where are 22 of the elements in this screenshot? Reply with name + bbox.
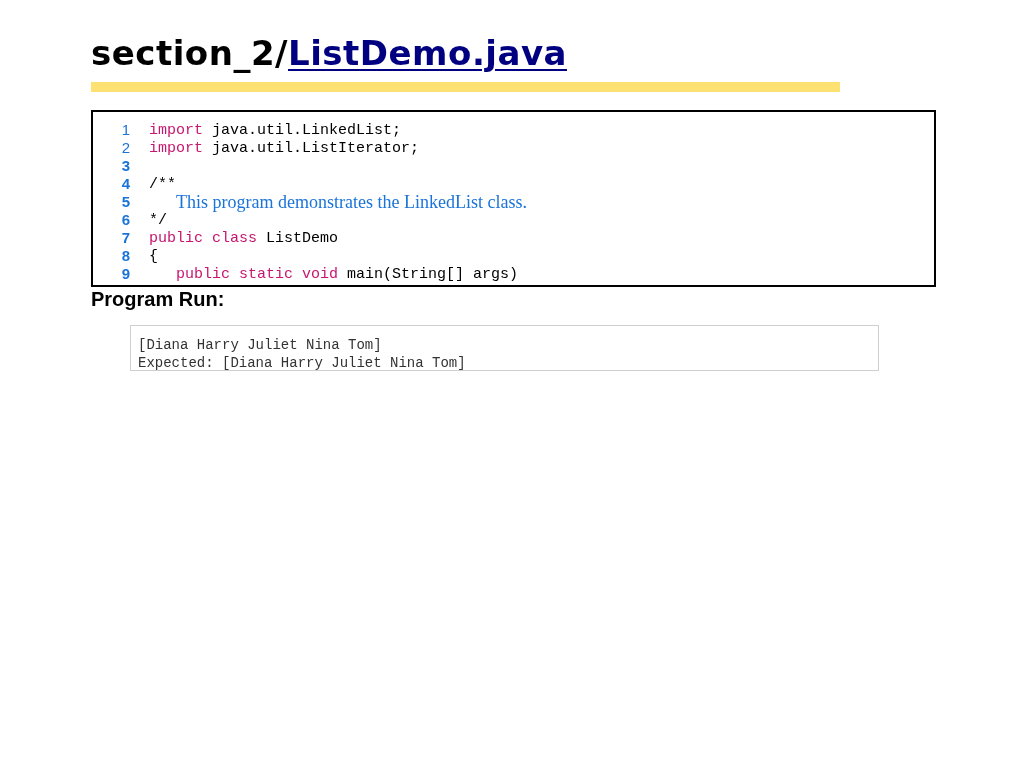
- page-title: section_2/: [91, 32, 288, 75]
- output-line: Expected: [Diana Harry Juliet Nina Tom]: [138, 354, 467, 372]
- code-line: public class ListDemo: [149, 229, 339, 249]
- line-number: 3: [120, 155, 130, 176]
- line-number: 9: [120, 263, 130, 284]
- code-line: This program demonstrates the LinkedList class.: [176, 190, 527, 214]
- line-number: 8: [120, 245, 130, 266]
- output-line: [Diana Harry Juliet Nina Tom]: [138, 336, 383, 354]
- code-line: /**: [149, 175, 176, 196]
- line-number: 2: [120, 137, 130, 158]
- file-link[interactable]: ListDemo.java: [288, 30, 567, 76]
- code-line: import java.util.LinkedList;: [149, 121, 402, 141]
- line-number: 7: [120, 227, 130, 248]
- line-number: 5: [120, 191, 130, 212]
- line-number: 6: [120, 209, 130, 230]
- section-heading: Program Run:: [91, 287, 226, 311]
- line-number: 1: [120, 119, 130, 140]
- code-line: public static void main(String[] args): [176, 265, 519, 285]
- code-line: import java.util.ListIterator;: [149, 139, 420, 160]
- line-number: 4: [120, 173, 130, 194]
- code-line: */: [149, 211, 167, 231]
- code-line: {: [149, 247, 158, 268]
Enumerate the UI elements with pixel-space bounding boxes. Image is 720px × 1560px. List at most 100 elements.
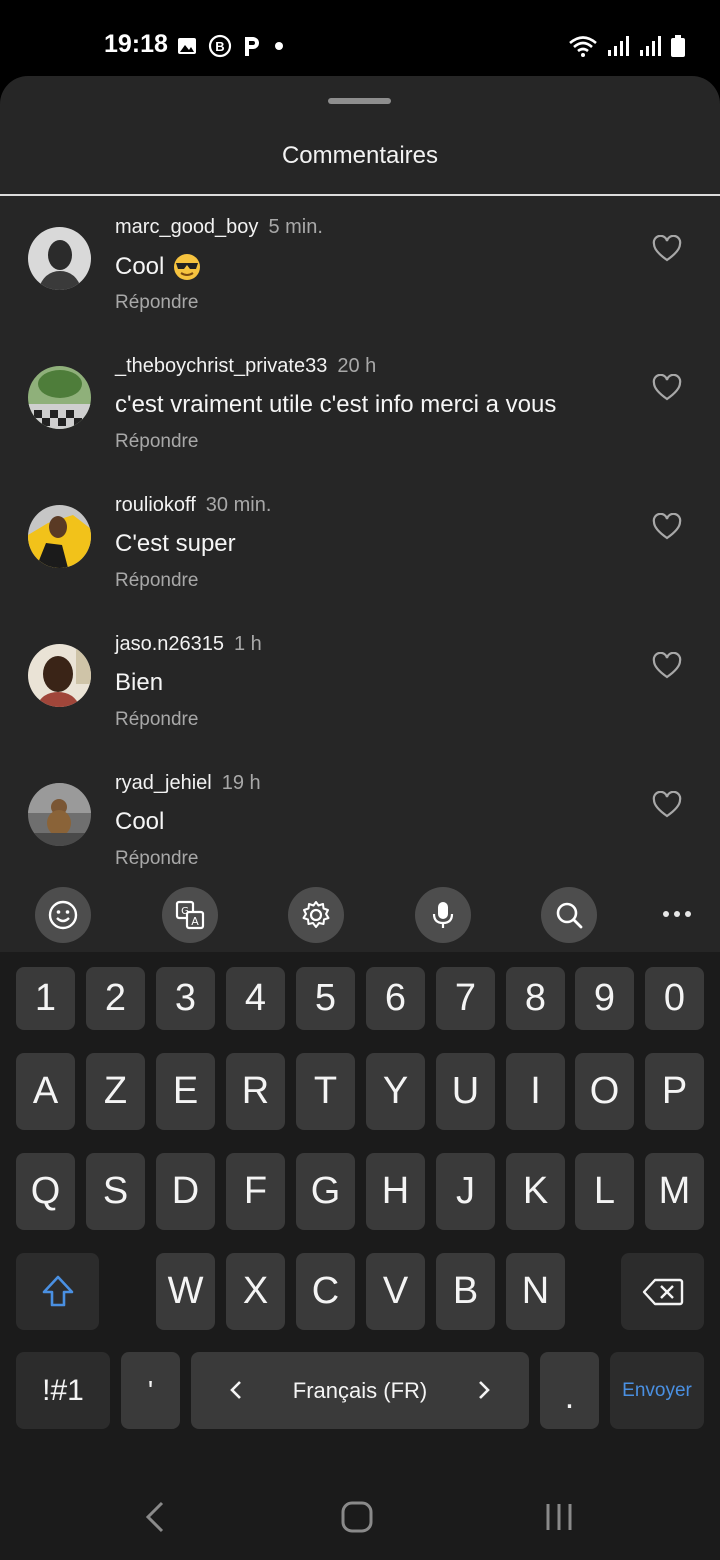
key-1[interactable]: 1 <box>16 967 75 1030</box>
key-a[interactable]: A <box>16 1053 75 1130</box>
heart-icon[interactable] <box>652 791 682 819</box>
key-k[interactable]: K <box>506 1153 565 1230</box>
avatar[interactable] <box>28 505 91 568</box>
chevron-left-icon <box>230 1381 241 1399</box>
backspace-icon <box>642 1278 683 1305</box>
key-3[interactable]: 3 <box>156 967 215 1030</box>
comment-item: rouliokoff 30 min. C'est super Répondre <box>0 478 720 617</box>
notification-icons: B <box>176 34 286 58</box>
comment-username[interactable]: jaso.n26315 <box>115 633 224 655</box>
key-j[interactable]: J <box>436 1153 495 1230</box>
comment-username[interactable]: _theboychrist_private33 <box>115 355 327 377</box>
comment-text-row: Bien <box>115 669 163 697</box>
comment-username[interactable]: rouliokoff <box>115 494 196 516</box>
heart-icon[interactable] <box>652 235 682 263</box>
translate-button[interactable]: G A <box>162 887 218 943</box>
key-9[interactable]: 9 <box>575 967 634 1030</box>
comment-username[interactable]: ryad_jehiel <box>115 772 212 794</box>
drag-handle[interactable] <box>328 98 391 104</box>
heart-icon[interactable] <box>652 513 682 541</box>
settings-button[interactable] <box>288 887 344 943</box>
avatar[interactable] <box>28 644 91 707</box>
avatar[interactable] <box>28 366 91 429</box>
key-n[interactable]: N <box>506 1253 565 1330</box>
home-icon[interactable] <box>340 1500 374 1534</box>
reply-button[interactable]: Répondre <box>115 431 198 453</box>
key-s[interactable]: S <box>86 1153 145 1230</box>
key-l[interactable]: L <box>575 1153 634 1230</box>
apostrophe-key[interactable]: ' <box>121 1352 180 1429</box>
avatar[interactable] <box>28 227 91 290</box>
key-8[interactable]: 8 <box>506 967 565 1030</box>
key-p[interactable]: P <box>645 1053 704 1130</box>
comment-time: 5 min. <box>268 216 323 238</box>
comment-username[interactable]: marc_good_boy <box>115 216 258 238</box>
send-key[interactable]: Envoyer <box>610 1352 704 1429</box>
comment-text: c'est vraiment utile c'est info merci a … <box>115 391 557 418</box>
recents-icon[interactable] <box>544 1502 574 1532</box>
comment-item: marc_good_boy 5 min. Cool Répondre <box>0 200 720 339</box>
key-x[interactable]: X <box>226 1253 285 1330</box>
period-key[interactable]: . <box>540 1352 599 1429</box>
comment-text: C'est super <box>115 530 236 557</box>
key-f[interactable]: F <box>226 1153 285 1230</box>
key-2[interactable]: 2 <box>86 967 145 1030</box>
avatar[interactable] <box>28 783 91 846</box>
key-u[interactable]: U <box>436 1053 495 1130</box>
key-r[interactable]: R <box>226 1053 285 1130</box>
key-o[interactable]: O <box>575 1053 634 1130</box>
key-y[interactable]: Y <box>366 1053 425 1130</box>
key-d[interactable]: D <box>156 1153 215 1230</box>
more-icon[interactable] <box>650 896 704 932</box>
voice-input-button[interactable] <box>415 887 471 943</box>
key-z[interactable]: Z <box>86 1053 145 1130</box>
heart-icon[interactable] <box>652 374 682 402</box>
comment-item: ryad_jehiel 19 h Cool Répondre <box>0 756 720 895</box>
key-m[interactable]: M <box>645 1153 704 1230</box>
comment-time: 1 h <box>233 633 262 655</box>
comment-text-row: C'est super <box>115 530 236 558</box>
key-q[interactable]: Q <box>16 1153 75 1230</box>
emoji-button[interactable] <box>35 887 91 943</box>
system-icons <box>568 34 686 58</box>
dot-icon <box>275 42 283 50</box>
reply-button[interactable]: Répondre <box>115 848 198 870</box>
key-w[interactable]: W <box>156 1253 215 1330</box>
wifi-icon <box>569 36 597 57</box>
shift-key[interactable] <box>16 1253 99 1330</box>
settings-icon <box>302 901 330 928</box>
key-6[interactable]: 6 <box>366 967 425 1030</box>
key-e[interactable]: E <box>156 1053 215 1130</box>
space-key[interactable]: Français (FR) <box>191 1352 529 1429</box>
comment-item: _theboychrist_private33 20 h c'est vraime… <box>0 339 720 478</box>
key-g[interactable]: G <box>296 1153 355 1230</box>
key-0[interactable]: 0 <box>645 967 704 1030</box>
shift-arrow-icon <box>42 1275 73 1306</box>
key-4[interactable]: 4 <box>226 967 285 1030</box>
translate-icon: G A <box>175 900 205 930</box>
comment-text: Bien <box>115 669 164 696</box>
key-t[interactable]: T <box>296 1053 355 1130</box>
key-5[interactable]: 5 <box>296 967 355 1030</box>
comment-text-row: Cool <box>115 808 164 836</box>
status-bar: 19:18 B <box>0 0 720 80</box>
heart-icon[interactable] <box>652 652 682 680</box>
svg-text:G: G <box>181 906 189 917</box>
key-7[interactable]: 7 <box>436 967 495 1030</box>
symbols-key[interactable]: !#1 <box>16 1352 110 1429</box>
reply-button[interactable]: Répondre <box>115 570 198 592</box>
comment-text-row: Cool <box>115 252 202 282</box>
svg-text:A: A <box>191 915 199 928</box>
back-icon[interactable] <box>140 1500 172 1534</box>
reply-button[interactable]: Répondre <box>115 292 198 314</box>
reply-button[interactable]: Répondre <box>115 709 198 731</box>
comment-item: jaso.n26315 1 h Bien Répondre <box>0 617 720 756</box>
key-c[interactable]: C <box>296 1253 355 1330</box>
comment-header: _theboychrist_private33 20 h <box>115 355 376 378</box>
key-b[interactable]: B <box>436 1253 495 1330</box>
backspace-key[interactable] <box>621 1253 704 1330</box>
key-v[interactable]: V <box>366 1253 425 1330</box>
key-h[interactable]: H <box>366 1153 425 1230</box>
search-button[interactable] <box>541 887 597 943</box>
key-i[interactable]: I <box>506 1053 565 1130</box>
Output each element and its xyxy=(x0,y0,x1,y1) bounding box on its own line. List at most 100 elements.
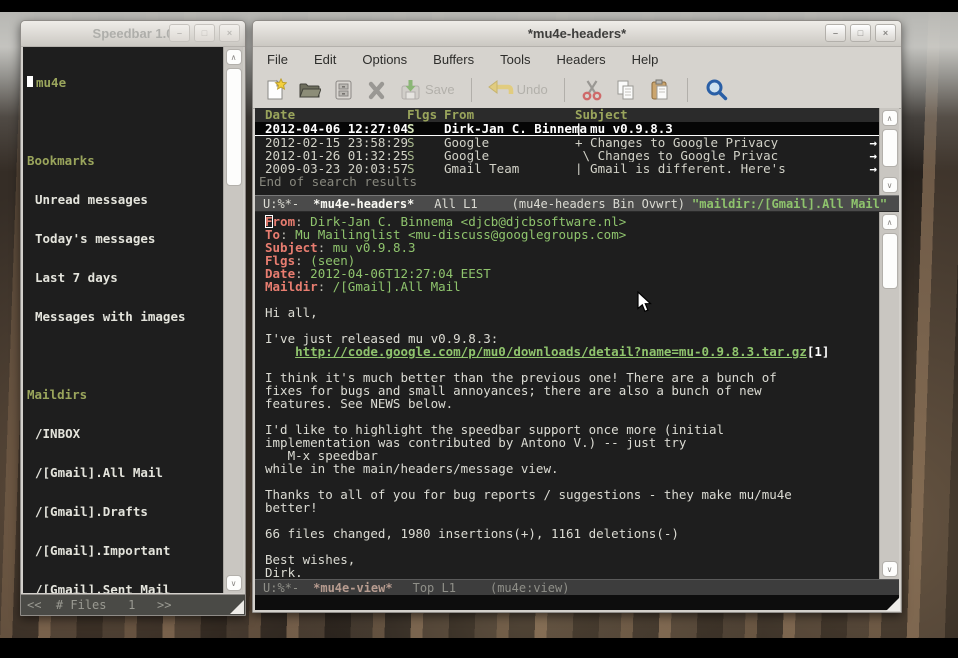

::::::::

_Task directions_
Copy the listing lines verbatim, beginning at the line that contains "- page-title: section_2/: [91, 32, 288, 75]" and stopping after the line that contains "- section-heading: Program", both included.

_Completed task_
- page-title: section_2/: [91, 32, 288, 75]
- output-line: Expected: [Diana Harry Juliet Nina Tom]: [138, 354, 467, 372]
- code-line: public class ListDemo: [149, 229, 339, 249]
- line-number: 3: [120, 155, 130, 176]
- line-number: 9: [120, 263, 130, 284]
- code-line: This program demonstrates the LinkedList class.: [176, 190, 527, 214]
- line-number: 8: [120, 245, 130, 266]
- output-line: [Diana Harry Juliet Nina Tom]: [138, 336, 383, 354]
- code-line: /**: [149, 175, 176, 196]
- line-number: 2: [120, 137, 130, 158]
- file-link[interactable]: ListDemo.java: [288, 30, 567, 76]
- code-line: import java.util.LinkedList;: [149, 121, 402, 141]
- line-number: 7: [120, 227, 130, 248]
- line-number: 5: [120, 191, 130, 212]
- line-number: 6: [120, 209, 130, 230]
- section-heading: Program Run:: [91, 287, 226, 311]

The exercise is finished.